• **AVAILABLE DATA**
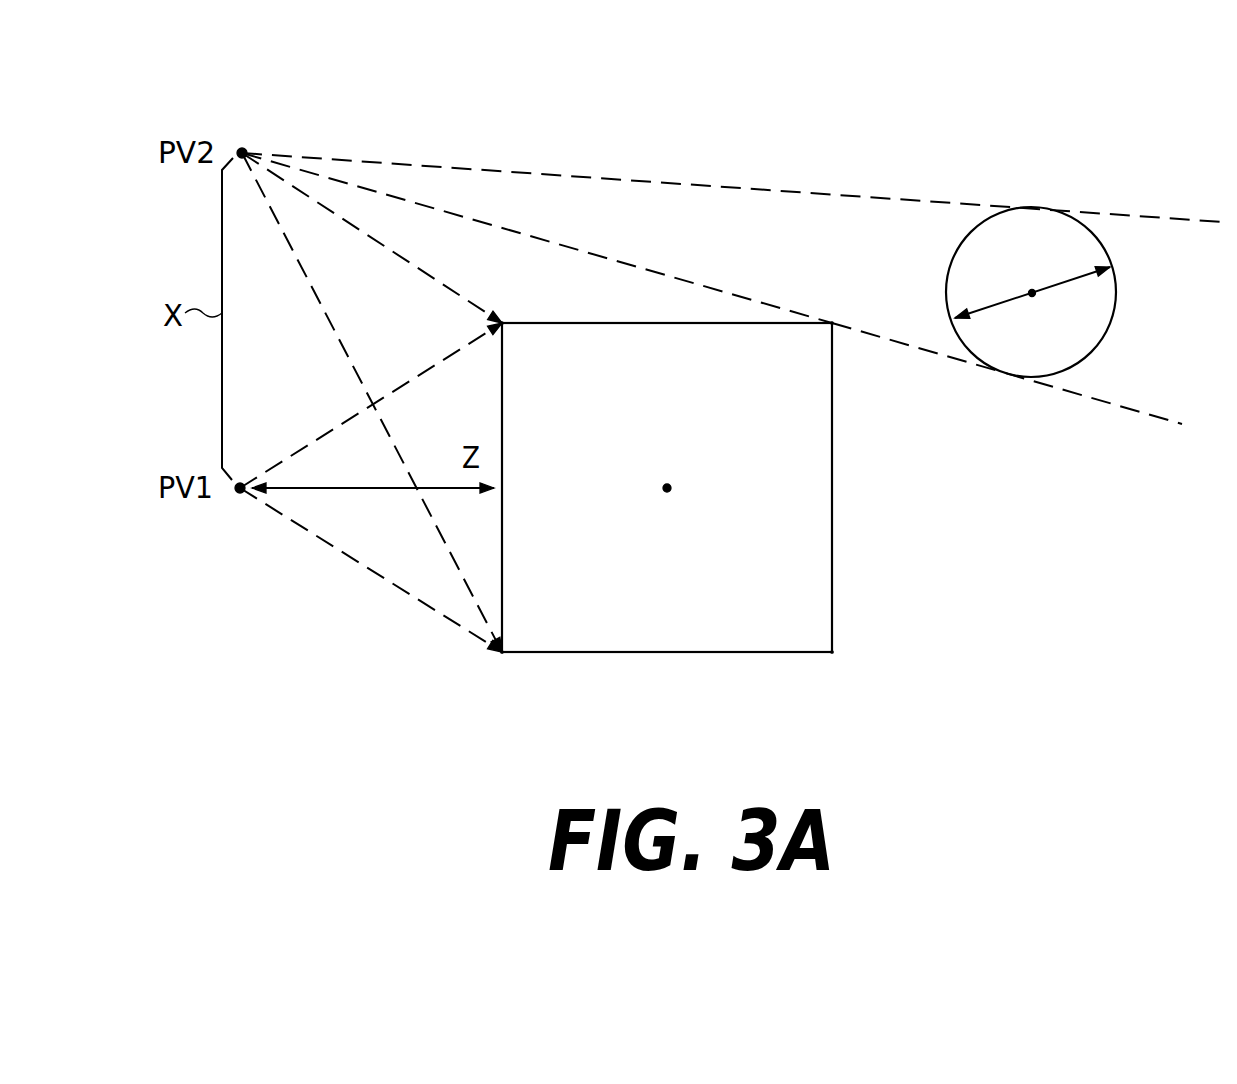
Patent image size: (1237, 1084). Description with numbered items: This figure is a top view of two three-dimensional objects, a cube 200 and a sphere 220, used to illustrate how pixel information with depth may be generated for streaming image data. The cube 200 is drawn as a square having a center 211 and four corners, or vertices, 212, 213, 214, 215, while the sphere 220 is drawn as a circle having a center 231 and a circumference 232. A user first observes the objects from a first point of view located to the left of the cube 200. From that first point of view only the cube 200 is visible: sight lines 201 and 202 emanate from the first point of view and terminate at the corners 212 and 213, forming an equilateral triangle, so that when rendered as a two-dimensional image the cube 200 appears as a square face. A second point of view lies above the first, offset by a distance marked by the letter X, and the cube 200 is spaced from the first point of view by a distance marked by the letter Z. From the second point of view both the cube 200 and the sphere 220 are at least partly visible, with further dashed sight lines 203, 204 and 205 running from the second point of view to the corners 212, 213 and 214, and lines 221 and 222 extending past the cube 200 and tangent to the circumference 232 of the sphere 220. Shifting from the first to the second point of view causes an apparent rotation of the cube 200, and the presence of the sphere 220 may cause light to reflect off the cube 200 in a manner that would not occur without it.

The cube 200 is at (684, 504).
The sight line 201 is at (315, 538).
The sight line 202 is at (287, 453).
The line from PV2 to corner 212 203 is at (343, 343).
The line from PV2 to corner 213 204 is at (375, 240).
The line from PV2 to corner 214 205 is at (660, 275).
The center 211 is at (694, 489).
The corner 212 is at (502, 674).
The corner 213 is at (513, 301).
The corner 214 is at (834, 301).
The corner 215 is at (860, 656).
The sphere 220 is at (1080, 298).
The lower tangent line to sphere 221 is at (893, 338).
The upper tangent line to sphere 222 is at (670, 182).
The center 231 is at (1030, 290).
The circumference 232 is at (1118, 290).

---

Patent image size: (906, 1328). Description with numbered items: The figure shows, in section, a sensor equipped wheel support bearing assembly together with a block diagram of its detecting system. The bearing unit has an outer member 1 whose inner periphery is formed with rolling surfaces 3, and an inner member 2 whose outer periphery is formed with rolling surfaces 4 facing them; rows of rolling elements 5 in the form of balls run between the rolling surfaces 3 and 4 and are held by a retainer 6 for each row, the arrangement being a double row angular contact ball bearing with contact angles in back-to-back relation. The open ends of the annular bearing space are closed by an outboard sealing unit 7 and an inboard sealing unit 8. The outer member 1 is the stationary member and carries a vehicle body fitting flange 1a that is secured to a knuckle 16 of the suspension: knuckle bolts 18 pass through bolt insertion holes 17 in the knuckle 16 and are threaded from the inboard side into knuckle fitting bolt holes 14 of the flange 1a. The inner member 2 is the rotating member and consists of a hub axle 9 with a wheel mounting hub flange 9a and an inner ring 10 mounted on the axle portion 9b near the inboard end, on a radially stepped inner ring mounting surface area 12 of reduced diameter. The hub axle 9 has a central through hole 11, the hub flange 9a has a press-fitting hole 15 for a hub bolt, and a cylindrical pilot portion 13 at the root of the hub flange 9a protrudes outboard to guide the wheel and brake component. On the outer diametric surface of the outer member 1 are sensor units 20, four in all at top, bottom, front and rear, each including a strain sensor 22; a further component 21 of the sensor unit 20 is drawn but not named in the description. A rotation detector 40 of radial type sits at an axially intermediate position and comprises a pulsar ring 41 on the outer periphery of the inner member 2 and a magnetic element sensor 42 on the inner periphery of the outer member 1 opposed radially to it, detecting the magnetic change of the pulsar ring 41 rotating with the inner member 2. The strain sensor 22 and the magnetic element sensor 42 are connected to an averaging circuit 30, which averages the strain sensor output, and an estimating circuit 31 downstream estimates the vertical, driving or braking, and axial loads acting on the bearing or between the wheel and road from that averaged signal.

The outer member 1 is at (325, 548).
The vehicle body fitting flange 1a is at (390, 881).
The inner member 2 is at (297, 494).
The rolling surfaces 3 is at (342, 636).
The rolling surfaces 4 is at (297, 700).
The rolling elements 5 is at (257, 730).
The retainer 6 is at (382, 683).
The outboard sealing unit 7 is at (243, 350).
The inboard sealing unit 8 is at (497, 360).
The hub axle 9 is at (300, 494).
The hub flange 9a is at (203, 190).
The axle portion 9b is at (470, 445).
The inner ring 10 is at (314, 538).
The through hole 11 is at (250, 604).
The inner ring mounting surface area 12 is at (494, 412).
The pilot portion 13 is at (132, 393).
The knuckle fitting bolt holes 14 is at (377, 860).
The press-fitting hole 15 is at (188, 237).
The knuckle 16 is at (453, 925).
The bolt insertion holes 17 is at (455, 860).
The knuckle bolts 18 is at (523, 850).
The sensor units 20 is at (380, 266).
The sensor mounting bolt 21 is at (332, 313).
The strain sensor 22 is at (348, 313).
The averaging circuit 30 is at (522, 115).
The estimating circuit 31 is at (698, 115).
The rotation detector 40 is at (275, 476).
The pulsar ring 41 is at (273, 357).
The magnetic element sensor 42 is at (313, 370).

--

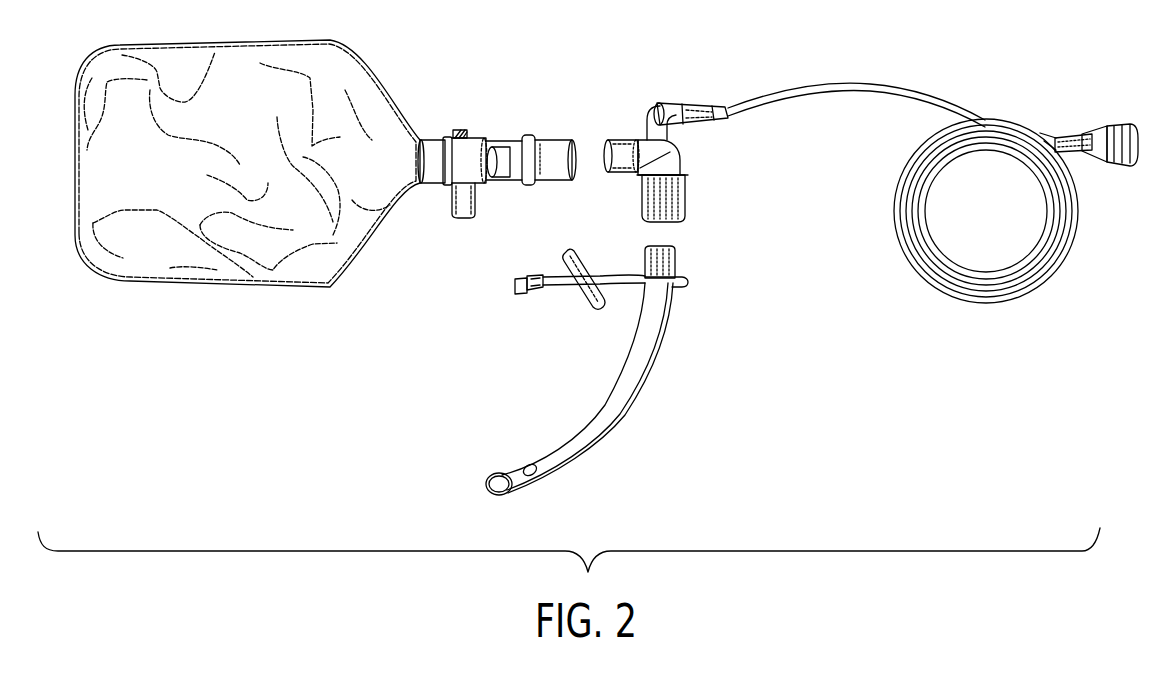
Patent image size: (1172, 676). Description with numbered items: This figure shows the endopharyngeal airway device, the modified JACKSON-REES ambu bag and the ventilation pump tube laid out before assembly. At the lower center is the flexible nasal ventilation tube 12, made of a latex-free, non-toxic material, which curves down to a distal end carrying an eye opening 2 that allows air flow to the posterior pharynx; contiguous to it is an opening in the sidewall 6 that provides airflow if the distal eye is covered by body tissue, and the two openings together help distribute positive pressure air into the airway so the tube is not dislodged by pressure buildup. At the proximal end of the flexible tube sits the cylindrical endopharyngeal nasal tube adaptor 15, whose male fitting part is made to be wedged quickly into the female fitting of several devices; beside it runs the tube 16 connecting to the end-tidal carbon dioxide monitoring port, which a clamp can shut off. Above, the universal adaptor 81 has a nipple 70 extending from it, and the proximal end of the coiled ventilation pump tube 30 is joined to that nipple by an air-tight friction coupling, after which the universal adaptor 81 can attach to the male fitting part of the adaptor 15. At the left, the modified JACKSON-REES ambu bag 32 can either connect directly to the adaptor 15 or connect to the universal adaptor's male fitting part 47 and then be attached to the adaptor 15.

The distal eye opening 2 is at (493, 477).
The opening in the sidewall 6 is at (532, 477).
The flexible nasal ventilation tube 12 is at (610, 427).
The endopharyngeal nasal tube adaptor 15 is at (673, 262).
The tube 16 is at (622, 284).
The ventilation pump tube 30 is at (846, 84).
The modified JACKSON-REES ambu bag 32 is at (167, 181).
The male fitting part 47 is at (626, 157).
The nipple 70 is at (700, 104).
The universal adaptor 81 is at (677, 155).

• **YOUR GOAL**
Reproduce word for word the lines starting at the line containing "Patent image size: (1237, 1084)." and ending at the line containing "The circumference 232 is at (1118, 290).", including both of those lines.

• **SOLUTION**
Patent image size: (1237, 1084). Description with numbered items: This figure is a top view of two three-dimensional objects, a cube 200 and a sphere 220, used to illustrate how pixel information with depth may be generated for streaming image data. The cube 200 is drawn as a square having a center 211 and four corners, or vertices, 212, 213, 214, 215, while the sphere 220 is drawn as a circle having a center 231 and a circumference 232. A user first observes the objects from a first point of view located to the left of the cube 200. From that first point of view only the cube 200 is visible: sight lines 201 and 202 emanate from the first point of view and terminate at the corners 212 and 213, forming an equilateral triangle, so that when rendered as a two-dimensional image the cube 200 appears as a square face. A second point of view lies above the first, offset by a distance marked by the letter X, and the cube 200 is spaced from the first point of view by a distance marked by the letter Z. From the second point of view both the cube 200 and the sphere 220 are at least partly visible, with further dashed sight lines 203, 204 and 205 running from the second point of view to the corners 212, 213 and 214, and lines 221 and 222 extending past the cube 200 and tangent to the circumference 232 of the sphere 220. Shifting from the first to the second point of view causes an apparent rotation of the cube 200, and the presence of the sphere 220 may cause light to reflect off the cube 200 in a manner that would not occur without it.

The cube 200 is at (684, 504).
The sight line 201 is at (315, 538).
The sight line 202 is at (287, 453).
The line from PV2 to corner 212 203 is at (343, 343).
The line from PV2 to corner 213 204 is at (375, 240).
The line from PV2 to corner 214 205 is at (660, 275).
The center 211 is at (694, 489).
The corner 212 is at (502, 674).
The corner 213 is at (513, 301).
The corner 214 is at (834, 301).
The corner 215 is at (860, 656).
The sphere 220 is at (1080, 298).
The lower tangent line to sphere 221 is at (893, 338).
The upper tangent line to sphere 222 is at (670, 182).
The center 231 is at (1030, 290).
The circumference 232 is at (1118, 290).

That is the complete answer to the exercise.